---
name: applying-composition-over-inheritance
description: Evaluates object-oriented designs to choose composition, inheritance, or algebraic data types. Produces decision rationales, refactoring plans, and review guardrails that reduce fragile base classes and subclass explosion. Use when reviewing class hierarchies, deciding between extends vs interfaces, refactoring inheritance-heavy code, introducing dependency-injected collaborators, or defining team conventions for object modeling.
category: System Architecture
---

# Applying Composition Over Inheritance

## Quick start

1. Identify the variation axis: data variant, algorithm, cross-cutting behavior, or framework constraint.
2. Default to composition unless inheritance is explicitly justified by substitutability and stability.
3. If the variant set is closed and data-shaped, prefer an ADT/sealed type over open inheritance.
4. Produce a concrete migration plan with tests, rollout order, and review checkpoints.

## Reference routing (progressive disclosure)

Read only the file needed for the current task:

- **Foundations and mechanism choice** → [references/01-foundations-and-decision-making.md](references/01-foundations-and-decision-making.md)
- **ADTs, composition patterns, frontend composition** → [references/02-adts-patterns-and-frontend-composition.md](references/02-adts-patterns-and-frontend-composition.md)
- **Step-by-step migration and code review checks** → [references/03-refactoring-and-review-checklist.md](references/03-refactoring-and-review-checklist.md)
- **CI metrics, custom static checks, team adoption** → [references/04-metrics-and-adoption.md](references/04-metrics-and-adoption.md)

## Default workflow

1. **Assess the current model**
   - List base classes, subclass count, hierarchy depth, and known pain points.
   - Mark each variation as one of: data variant, behavior strategy, or infrastructure concern.

2. **Choose mechanism (default-first)**
   - Choose **composition** for behavior variation, runtime swapping, or multi-axis change.
   - Choose **ADT/sealed type** for closed, data-carrying variants requiring exhaustive handling.
   - Choose **inheritance** only when all conditions hold: true is-a relation, Liskov-safe substitutability, and stable hierarchy.

§ **Using the information**
**A.** Summarize the composition-over-inheritance guide in two sentences.
**B.** Reproduce the composition-over-inheritance guide between "1. Identify the" and "routing (progressive disclosure)", inclusive.

§ **Recorded information**
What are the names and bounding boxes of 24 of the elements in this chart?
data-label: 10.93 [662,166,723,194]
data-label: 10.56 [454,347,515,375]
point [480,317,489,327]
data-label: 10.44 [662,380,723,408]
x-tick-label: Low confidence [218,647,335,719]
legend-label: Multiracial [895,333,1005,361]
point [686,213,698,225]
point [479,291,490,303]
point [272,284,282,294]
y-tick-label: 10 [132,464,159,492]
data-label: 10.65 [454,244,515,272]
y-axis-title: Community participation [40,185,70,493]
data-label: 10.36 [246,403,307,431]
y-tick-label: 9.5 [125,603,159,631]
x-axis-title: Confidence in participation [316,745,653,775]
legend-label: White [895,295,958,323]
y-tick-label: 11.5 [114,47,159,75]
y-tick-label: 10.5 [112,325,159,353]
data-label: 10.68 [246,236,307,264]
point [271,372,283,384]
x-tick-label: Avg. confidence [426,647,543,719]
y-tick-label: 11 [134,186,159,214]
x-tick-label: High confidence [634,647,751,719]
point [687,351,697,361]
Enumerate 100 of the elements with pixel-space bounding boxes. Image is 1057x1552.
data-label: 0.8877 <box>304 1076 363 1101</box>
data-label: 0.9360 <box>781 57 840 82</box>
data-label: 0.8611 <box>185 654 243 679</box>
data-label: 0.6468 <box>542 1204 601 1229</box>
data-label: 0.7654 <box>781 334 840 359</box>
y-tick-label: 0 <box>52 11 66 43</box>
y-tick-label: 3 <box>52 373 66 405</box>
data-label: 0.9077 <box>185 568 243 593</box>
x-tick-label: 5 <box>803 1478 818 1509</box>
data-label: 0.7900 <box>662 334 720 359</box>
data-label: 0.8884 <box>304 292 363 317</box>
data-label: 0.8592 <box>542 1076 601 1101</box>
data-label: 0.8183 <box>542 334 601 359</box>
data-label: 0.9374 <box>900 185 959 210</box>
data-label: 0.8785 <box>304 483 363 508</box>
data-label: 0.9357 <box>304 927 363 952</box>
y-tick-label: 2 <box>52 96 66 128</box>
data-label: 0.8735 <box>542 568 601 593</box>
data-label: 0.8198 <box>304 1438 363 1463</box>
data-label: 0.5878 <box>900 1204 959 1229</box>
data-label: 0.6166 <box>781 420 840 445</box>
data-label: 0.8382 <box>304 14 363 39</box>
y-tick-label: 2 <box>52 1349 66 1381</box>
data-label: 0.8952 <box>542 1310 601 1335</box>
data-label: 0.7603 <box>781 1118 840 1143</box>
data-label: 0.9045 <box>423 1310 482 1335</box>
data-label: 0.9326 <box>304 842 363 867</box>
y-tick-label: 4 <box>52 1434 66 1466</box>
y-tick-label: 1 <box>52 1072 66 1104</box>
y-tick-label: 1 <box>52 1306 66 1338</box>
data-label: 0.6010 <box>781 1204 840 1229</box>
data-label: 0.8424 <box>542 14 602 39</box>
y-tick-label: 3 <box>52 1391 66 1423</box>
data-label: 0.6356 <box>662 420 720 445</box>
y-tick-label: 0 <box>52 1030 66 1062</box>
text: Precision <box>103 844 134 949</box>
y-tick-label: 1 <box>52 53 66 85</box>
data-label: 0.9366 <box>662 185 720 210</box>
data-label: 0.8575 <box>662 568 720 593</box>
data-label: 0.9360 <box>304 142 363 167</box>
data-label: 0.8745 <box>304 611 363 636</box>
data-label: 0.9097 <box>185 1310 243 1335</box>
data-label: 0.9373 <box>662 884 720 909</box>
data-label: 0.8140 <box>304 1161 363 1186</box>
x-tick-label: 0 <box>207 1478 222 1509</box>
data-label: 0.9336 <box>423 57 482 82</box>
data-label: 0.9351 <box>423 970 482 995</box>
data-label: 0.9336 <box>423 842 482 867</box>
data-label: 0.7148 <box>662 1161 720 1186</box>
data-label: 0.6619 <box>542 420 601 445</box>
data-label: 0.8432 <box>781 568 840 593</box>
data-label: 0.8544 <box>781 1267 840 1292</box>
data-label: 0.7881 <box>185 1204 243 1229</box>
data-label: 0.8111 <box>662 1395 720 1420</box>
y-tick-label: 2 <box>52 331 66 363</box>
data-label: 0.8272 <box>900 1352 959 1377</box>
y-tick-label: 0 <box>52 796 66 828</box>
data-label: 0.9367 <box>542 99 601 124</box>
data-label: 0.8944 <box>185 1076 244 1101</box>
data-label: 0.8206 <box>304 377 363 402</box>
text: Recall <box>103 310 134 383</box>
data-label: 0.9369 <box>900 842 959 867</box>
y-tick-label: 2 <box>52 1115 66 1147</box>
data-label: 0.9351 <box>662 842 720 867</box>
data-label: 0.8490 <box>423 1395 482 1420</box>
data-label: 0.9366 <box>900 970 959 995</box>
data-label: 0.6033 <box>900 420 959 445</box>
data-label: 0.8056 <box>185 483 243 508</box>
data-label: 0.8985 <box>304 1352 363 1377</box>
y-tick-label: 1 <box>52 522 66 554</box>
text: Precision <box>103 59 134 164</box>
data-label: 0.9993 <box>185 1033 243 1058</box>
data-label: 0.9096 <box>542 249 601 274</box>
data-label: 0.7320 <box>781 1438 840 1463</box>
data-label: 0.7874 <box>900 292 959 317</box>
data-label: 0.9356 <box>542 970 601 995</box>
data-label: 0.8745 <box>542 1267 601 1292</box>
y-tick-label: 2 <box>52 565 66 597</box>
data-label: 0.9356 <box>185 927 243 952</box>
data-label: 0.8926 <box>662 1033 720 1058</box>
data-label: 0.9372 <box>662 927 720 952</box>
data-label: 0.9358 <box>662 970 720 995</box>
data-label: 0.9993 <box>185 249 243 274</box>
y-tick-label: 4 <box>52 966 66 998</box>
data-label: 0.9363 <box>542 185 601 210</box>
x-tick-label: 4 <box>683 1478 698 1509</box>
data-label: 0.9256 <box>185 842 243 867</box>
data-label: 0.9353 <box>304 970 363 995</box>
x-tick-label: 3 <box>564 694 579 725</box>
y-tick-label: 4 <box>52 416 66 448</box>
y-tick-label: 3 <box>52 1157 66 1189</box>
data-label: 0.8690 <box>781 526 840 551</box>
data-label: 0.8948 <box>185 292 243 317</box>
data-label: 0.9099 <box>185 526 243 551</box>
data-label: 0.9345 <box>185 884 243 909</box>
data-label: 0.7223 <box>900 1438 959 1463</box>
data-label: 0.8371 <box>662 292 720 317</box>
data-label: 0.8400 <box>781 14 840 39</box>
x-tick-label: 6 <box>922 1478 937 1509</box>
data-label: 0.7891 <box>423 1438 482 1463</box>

§ **Task-by-task answers**
**A.** The guide evaluates object-oriented designs to choose among composition, inheritance, or algebraic data types, and it produces decision rationales, refactoring plans, and review guardrails. It defaults to composition, prefers an ADT or sealed type for closed, data-carrying variants, and allows inheritance only for a true is-a relation with Liskov-safe substitutability and a stable hierarchy.

**B.**
1. Identify the variation axis: data variant, algorithm, cross-cutting behavior, or framework constraint.
2. Default to composition unless inheritance is explicitly justified by substitutability and stability.
3. If the variant set is closed and data-shaped, prefer an ADT/sealed type over open inheritance.
4. Produce a concrete migration plan with tests, rollout order, and review checkpoints.

## Reference routing (progressive disclosure)